**TASK REQUIREMENTS**
Write out each line of the listing as it stands, without the images.

[BEGIN]

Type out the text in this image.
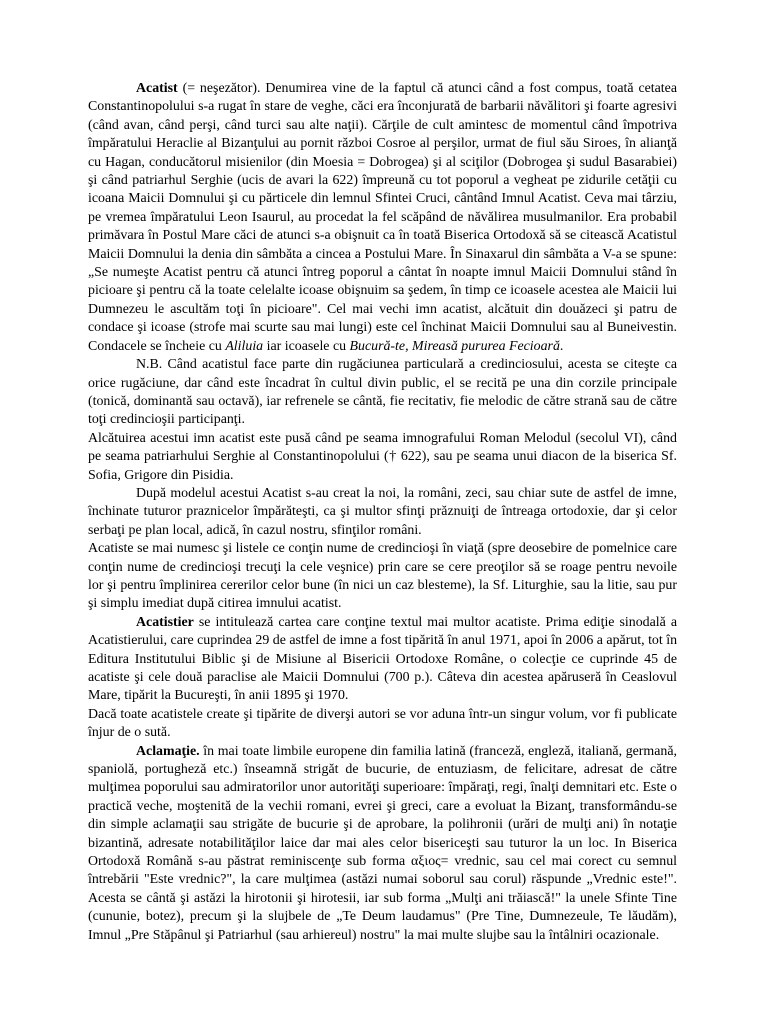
Acatist (= neşezător). Denumirea vine de la faptul că atunci când a fost compus, toată cetatea Constantinopolului s-a rugat în stare de veghe, căci era înconjurată de barbarii năvălitori şi foarte agresivi (când avan, când perşi, când turci sau alte naţii). Cărţile de cult amintesc de momentul când împotriva împăratului Heraclie al Bizanţului au pornit război Cosroe al perşilor, urmat de fiul său Siroes, în alianţă cu Hagan, conducătorul misienilor (din Moesia = Dobrogea) şi al sciţilor (Dobrogea şi sudul Basarabiei) şi când patriarhul Serghie (ucis de avari la 622) împreună cu tot poporul a vegheat pe zidurile cetăţii cu icoana Maicii Domnului şi cu părticele din lemnul Sfintei Cruci, cântând Imnul Acatist. Ceva mai târziu, pe vremea împăratului Leon Isaurul, au procedat la fel scăpând de năvălirea musulmanilor. Era probabil primăvara în Postul Mare căci de atunci s-a obişnuit ca în toată Biserica Ortodoxă să se citească Acatistul Maicii Domnului la denia din sâmbăta a cincea a Postului Mare. În Sinaxarul din sâmbăta a V-a se spune: „Se numeşte Acatist pentru că atunci întreg poporul a cântat în noapte imnul Maicii Domnului stând în picioare şi pentru că la toate celelalte icoase obişnuim sa şedem, în timp ce icoasele acestea ale Maicii lui Dumnezeu le ascultăm toţi în picioare". Cel mai vechi imn acatist, alcătuit din douăzeci şi patru de condace şi icoase (strofe mai scurte sau mai lungi) este cel închinat Maicii Domnului sau al Buneivestin. Condacele se încheie cu Aliluia iar icoasele cu Bucură-te, Mireasă pururea Fecioară.

N.B. Când acatistul face parte din rugăciunea particulară a credinciosului, acesta se citeşte ca orice rugăciune, dar când este încadrat în cultul divin public, el se recită pe una din corzile principale (tonică, dominantă sau octavă), iar refrenele se cântă, fie recitativ, fie melodic de către strană sau de către toţi credincioşii participanţi.

Alcătuirea acestui imn acatist este pusă când pe seama imnografului Roman Melodul (secolul VI), când pe seama patriarhului Serghie al Constantinopolului († 622), sau pe seama unui diacon de la biserica Sf. Sofia, Grigore din Pisidia.

După modelul acestui Acatist s-au creat la noi, la români, zeci, sau chiar sute de astfel de imne, închinate tuturor praznicelor împărăteşti, ca şi multor sfinţi prăznuiţi de întreaga ortodoxie, dar şi celor serbaţi pe plan local, adică, în cazul nostru, sfinţilor români.

Acatiste se mai numesc şi listele ce conţin nume de credincioşi în viaţă (spre deosebire de pomelnice care conţin nume de credincioşi trecuţi la cele veşnice) prin care se cere preoţilor să se roage pentru nevoile lor şi pentru împlinirea cererilor celor bune (în nici un caz blesteme), la Sf. Liturghie, sau la litie, sau pur şi simplu imediat după citirea imnului acatist.

Acatistier se intitulează cartea care conţine textul mai multor acatiste. Prima ediţie sinodală a Acatistierului, care cuprindea 29 de astfel de imne a fost tipărită în anul 1971, apoi în 2006 a apărut, tot în Editura Institutului Biblic şi de Misiune al Bisericii Ortodoxe Române, o colecţie ce cuprinde 45 de acatiste şi cele două paraclise ale Maicii Domnului (700 p.). Câteva din acestea apăruseră în Ceaslovul Mare, tipărit la Bucureşti, în anii 1895 şi 1970.

Dacă toate acatistele create şi tipărite de diverşi autori se vor aduna într-un singur volum, vor fi publicate înjur de o sută.

Aclamaţie. în mai toate limbile europene din familia latină (franceză, engleză, italiană, germană, spaniolă, portugheză etc.) înseamnă strigăt de bucurie, de entuziasm, de felicitare, adresat de către mulţimea poporului sau admiratorilor unor autorităţi superioare: împăraţi, regi, înalţi demnitari etc. Este o practică veche, moştenită de la vechii romani, evrei şi greci, care a evoluat la Bizanţ, transformându-se din simple aclamaţii sau strigăte de bucurie şi de aprobare, la polihronii (urări de mulţi ani) în notaţie bizantină, adresate notabilităţilor laice dar mai ales celor bisericeşti sau tuturor la un loc. In Biserica Ortodoxă Română s-au păstrat reminiscenţe sub forma αξιος= vrednic, sau cel mai corect cu semnul întrebării "Este vrednic?", la care mulţimea (astăzi numai soborul sau corul) răspunde „Vrednic este!". Acesta se cântă şi astăzi la hirotonii şi hirotesii, iar sub forma „Mulţi ani trăiască!" la unele Sfinte Tine (cununie, botez), precum şi la slujbele de „Te Deum laudamus" (Pre Tine, Dumnezeule, Te lăudăm), Imnul „Pre Stăpânul şi Patriarhul (sau arhiereul) nostru" la mai multe slujbe sau la întâlniri ocazionale.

[END]

**EXPECTED ANSWER**
Type out the text in this image.
Acatist (= neşezător). Denumirea vine de la faptul că atunci când a fost compus, toată cetatea Constantinopolului s-a rugat în stare de veghe, căci era înconjurată de barbarii năvălitori şi foarte agresivi (când avan, când perşi, când turci sau alte naţii). Cărţile de cult amintesc de momentul când împotriva împăratului Heraclie al Bizanţului au pornit război Cosroe al perşilor, urmat de fiul său Siroes, în alianţă cu Hagan, conducătorul misienilor (din Moesia = Dobrogea) şi al sciţilor (Dobrogea şi sudul Basarabiei) şi când patriarhul Serghie (ucis de avari la 622) împreună cu tot poporul a vegheat pe zidurile cetăţii cu icoana Maicii Domnului şi cu părticele din lemnul Sfintei Cruci, cântând Imnul Acatist. Ceva mai târziu, pe vremea împăratului Leon Isaurul, au procedat la fel scăpând de năvălirea musulmanilor. Era probabil primăvara în Postul Mare căci de atunci s-a obişnuit ca în toată Biserica Ortodoxă să se citească Acatistul Maicii Domnului la denia din sâmbăta a cincea a Postului Mare. În Sinaxarul din sâmbăta a V-a se spune: „Se numeşte Acatist pentru că atunci întreg poporul a cântat în noapte imnul Maicii Domnului stând în picioare şi pentru că la toate celelalte icoase obişnuim sa şedem, în timp ce icoasele acestea ale Maicii lui Dumnezeu le ascultăm toţi în picioare". Cel mai vechi imn acatist, alcătuit din douăzeci şi patru de condace şi icoase (strofe mai scurte sau mai lungi) este cel închinat Maicii Domnului sau al Buneivestin. Condacele se încheie cu Aliluia iar icoasele cu Bucură-te, Mireasă pururea Fecioară.

N.B. Când acatistul face parte din rugăciunea particulară a credinciosului, acesta se citeşte ca orice rugăciune, dar când este încadrat în cultul divin public, el se recită pe una din corzile principale (tonică, dominantă sau octavă), iar refrenele se cântă, fie recitativ, fie melodic de către strană sau de către toţi credincioşii participanţi.

Alcătuirea acestui imn acatist este pusă când pe seama imnografului Roman Melodul (secolul VI), când pe seama patriarhului Serghie al Constantinopolului († 622), sau pe seama unui diacon de la biserica Sf. Sofia, Grigore din Pisidia.

După modelul acestui Acatist s-au creat la noi, la români, zeci, sau chiar sute de astfel de imne, închinate tuturor praznicelor împărăteşti, ca şi multor sfinţi prăznuiţi de întreaga ortodoxie, dar şi celor serbaţi pe plan local, adică, în cazul nostru, sfinţilor români.

Acatiste se mai numesc şi listele ce conţin nume de credincioşi în viaţă (spre deosebire de pomelnice care conţin nume de credincioşi trecuţi la cele veşnice) prin care se cere preoţilor să se roage pentru nevoile lor şi pentru împlinirea cererilor celor bune (în nici un caz blesteme), la Sf. Liturghie, sau la litie, sau pur şi simplu imediat după citirea imnului acatist.

Acatistier se intitulează cartea care conţine textul mai multor acatiste. Prima ediţie sinodală a Acatistierului, care cuprindea 29 de astfel de imne a fost tipărită în anul 1971, apoi în 2006 a apărut, tot în Editura Institutului Biblic şi de Misiune al Bisericii Ortodoxe Române, o colecţie ce cuprinde 45 de acatiste şi cele două paraclise ale Maicii Domnului (700 p.). Câteva din acestea apăruseră în Ceaslovul Mare, tipărit la Bucureşti, în anii 1895 şi 1970.

Dacă toate acatistele create şi tipărite de diverşi autori se vor aduna într-un singur volum, vor fi publicate înjur de o sută.

Aclamaţie. în mai toate limbile europene din familia latină (franceză, engleză, italiană, germană, spaniolă, portugheză etc.) înseamnă strigăt de bucurie, de entuziasm, de felicitare, adresat de către mulţimea poporului sau admiratorilor unor autorităţi superioare: împăraţi, regi, înalţi demnitari etc. Este o practică veche, moştenită de la vechii romani, evrei şi greci, care a evoluat la Bizanţ, transformându-se din simple aclamaţii sau strigăte de bucurie şi de aprobare, la polihronii (urări de mulţi ani) în notaţie bizantină, adresate notabilităţilor laice dar mai ales celor bisericeşti sau tuturor la un loc. In Biserica Ortodoxă Română s-au păstrat reminiscenţe sub forma αξιος= vrednic, sau cel mai corect cu semnul întrebării "Este vrednic?", la care mulţimea (astăzi numai soborul sau corul) răspunde „Vrednic este!". Acesta se cântă şi astăzi la hirotonii şi hirotesii, iar sub forma „Mulţi ani trăiască!" la unele Sfinte Tine (cununie, botez), precum şi la slujbele de „Te Deum laudamus" (Pre Tine, Dumnezeule, Te lăudăm), Imnul „Pre Stăpânul şi Patriarhul (sau arhiereul) nostru" la mai multe slujbe sau la întâlniri ocazionale.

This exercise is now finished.